__PAGE EXTRACT__.
* * *

Killing the User-Accessible File System in Three Easy Steps
Just following up on my last article, these are three things that Apple did in order to be able to hide the file system in their new iPhone OS.
Flush the file browser and reinforce the convention of “the app and all its stuff.” Get rid of the idea of “files” as much as possible. Almost everything the user needs is connected to the app that created it. Rely on the Internet for file sharing where needed.
Make some very simple, universally shared databases. Start with photos and videos and make them available to any app. Add a shared contacts database to enable folks to build apps that help people “do social media stuff‚” more easily. Make these good enough that they become the standards.
Take a long-standing file convention and make it built-in. When “Family Tech Support Specialists” help someone, they often create a shortcut to an app and place it on the desktop to make it easier to find. So make one big hardware button that takes you to a “desktop‚” where you can tap on a “shortcut” to launch an app.
Foreign Countries and Their Military Implements
User-accessible file systems are the Swiss Army Knives of software. They allow people to do just about anything with any file. They empower tech-savvy folks to customize and optimize and monetize and capitalize and philosophize and ultimately bend files to their will. But just like hardly anyone needs one of these bad boys to carry around all the time, visible file systems have little value for the average Joe.
This is slightly off-topic, but it just occurred to me. It’s really too bad I never patented the desktop icon method of launching an app. I could sue for intimidation and/or money.

* * *

__DATA EXTRACT__.

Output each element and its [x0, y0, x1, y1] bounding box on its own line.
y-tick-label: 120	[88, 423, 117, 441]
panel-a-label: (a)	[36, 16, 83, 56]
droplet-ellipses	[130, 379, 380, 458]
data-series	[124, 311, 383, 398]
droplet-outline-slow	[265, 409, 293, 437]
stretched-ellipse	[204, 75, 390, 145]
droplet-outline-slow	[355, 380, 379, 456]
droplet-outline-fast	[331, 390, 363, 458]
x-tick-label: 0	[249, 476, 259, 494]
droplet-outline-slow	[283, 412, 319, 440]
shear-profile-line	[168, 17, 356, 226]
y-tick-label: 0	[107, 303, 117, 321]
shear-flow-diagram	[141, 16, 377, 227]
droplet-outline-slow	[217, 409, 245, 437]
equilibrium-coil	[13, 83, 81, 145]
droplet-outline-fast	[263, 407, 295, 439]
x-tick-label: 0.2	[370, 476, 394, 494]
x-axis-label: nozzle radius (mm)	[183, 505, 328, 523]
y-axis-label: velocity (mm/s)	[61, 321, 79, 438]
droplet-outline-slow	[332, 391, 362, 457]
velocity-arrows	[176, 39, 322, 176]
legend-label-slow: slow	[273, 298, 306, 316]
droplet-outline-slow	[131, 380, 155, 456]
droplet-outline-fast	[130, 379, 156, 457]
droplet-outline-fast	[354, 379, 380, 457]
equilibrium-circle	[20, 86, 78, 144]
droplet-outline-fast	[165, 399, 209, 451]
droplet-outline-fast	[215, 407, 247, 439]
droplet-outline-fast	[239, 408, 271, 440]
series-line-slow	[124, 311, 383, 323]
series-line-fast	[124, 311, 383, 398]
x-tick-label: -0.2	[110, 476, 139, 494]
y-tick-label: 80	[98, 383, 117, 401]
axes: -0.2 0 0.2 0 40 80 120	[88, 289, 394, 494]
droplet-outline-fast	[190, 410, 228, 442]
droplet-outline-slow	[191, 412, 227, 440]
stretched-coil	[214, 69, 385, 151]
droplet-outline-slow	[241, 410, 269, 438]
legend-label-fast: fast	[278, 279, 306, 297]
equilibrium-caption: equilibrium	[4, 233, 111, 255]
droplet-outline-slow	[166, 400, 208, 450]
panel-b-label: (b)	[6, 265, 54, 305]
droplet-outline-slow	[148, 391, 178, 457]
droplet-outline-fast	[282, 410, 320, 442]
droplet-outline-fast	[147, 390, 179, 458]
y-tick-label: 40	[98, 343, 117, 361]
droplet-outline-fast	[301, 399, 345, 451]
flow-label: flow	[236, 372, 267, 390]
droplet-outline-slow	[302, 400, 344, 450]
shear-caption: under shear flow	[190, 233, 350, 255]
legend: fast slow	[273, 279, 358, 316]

* * *

__WORK TASK A__.
In the article on hiding the file system, copy the passage from "Foreign Countries and" to "the average Joe." word for word.
__WORK TASK B__.
According to the article on hiding the file system, which two kinds of media do the shared databases start with?

__WRITTEN REPLY A__.
Foreign Countries and Their Military Implements
User-accessible file systems are the Swiss Army Knives of software. They allow people to do just about anything with any file. They empower tech-savvy folks to customize and optimize and monetize and capitalize and philosophize and ultimately bend files to their will. But just like hardly anyone needs one of these bad boys to carry around all the time, visible file systems have little value for the average Joe.

__WRITTEN REPLY B__.
Photos and videos.